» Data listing
::::::::::

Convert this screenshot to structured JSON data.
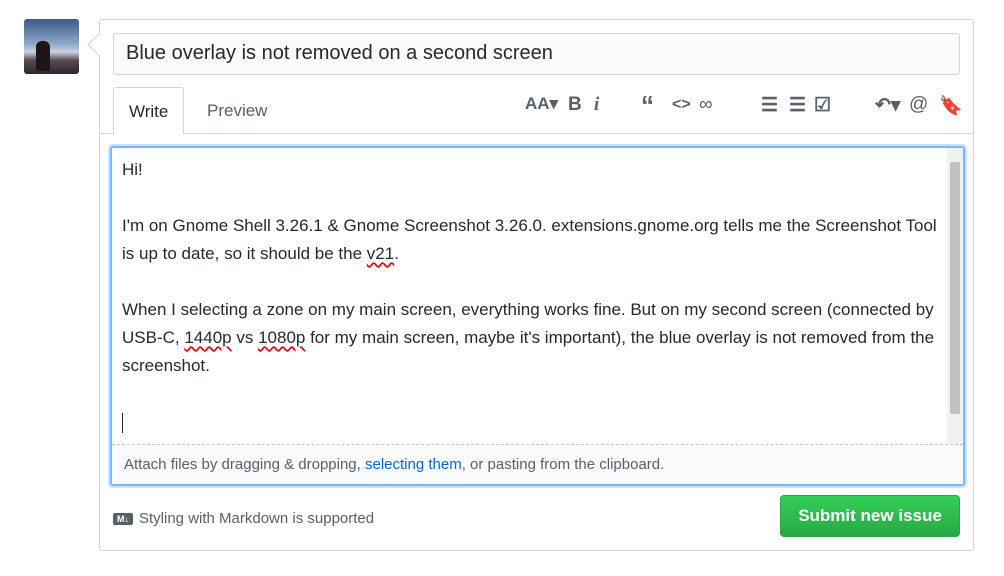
{
  "issue": {
    "title": "Blue overlay is not removed on a second screen"
  },
  "tabs": [
    {
      "label": "Write",
      "active": true
    },
    {
      "label": "Preview",
      "active": false
    }
  ],
  "toolbar": [
    "text-size-icon",
    "bold-icon",
    "italic-icon",
    "quote-icon",
    "code-icon",
    "link-icon",
    "unordered-list-icon",
    "ordered-list-icon",
    "task-list-icon",
    "reply-icon",
    "mention-icon",
    "saved-reply-icon"
  ],
  "body": {
    "p1": "Hi!",
    "p2a": "I'm on Gnome Shell 3.26.1 & Gnome Screenshot 3.26.0. extensions.gnome.org tells me the Screenshot Tool is up to date, so it should be the ",
    "p2b": "v21",
    "p2c": ".",
    "p3a": "When I selecting a zone on my main screen, everything works fine. But on my second screen (connected by USB-C, ",
    "p3b": "1440p",
    "p3c": " vs ",
    "p3d": "1080p",
    "p3e": " for my main screen, maybe it's important), the blue overlay is not removed from the screenshot."
  },
  "attach": {
    "before": "Attach files by dragging & dropping, ",
    "link": "selecting them",
    "after": ", or pasting from the clipboard."
  },
  "markdown": {
    "icon": "markdown-icon",
    "label": "Styling with Markdown is supported"
  },
  "submit": {
    "label": "Submit new issue",
    "color": "#28a745"
  }
}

::::::::::

» Short problem
Pick out and copy the lines of the material that include the word "label".

» Solved problem
      "label": "Write",
      "label": "Preview",
    "label": "Styling with Markdown is supported"
    "label": "Submit new issue",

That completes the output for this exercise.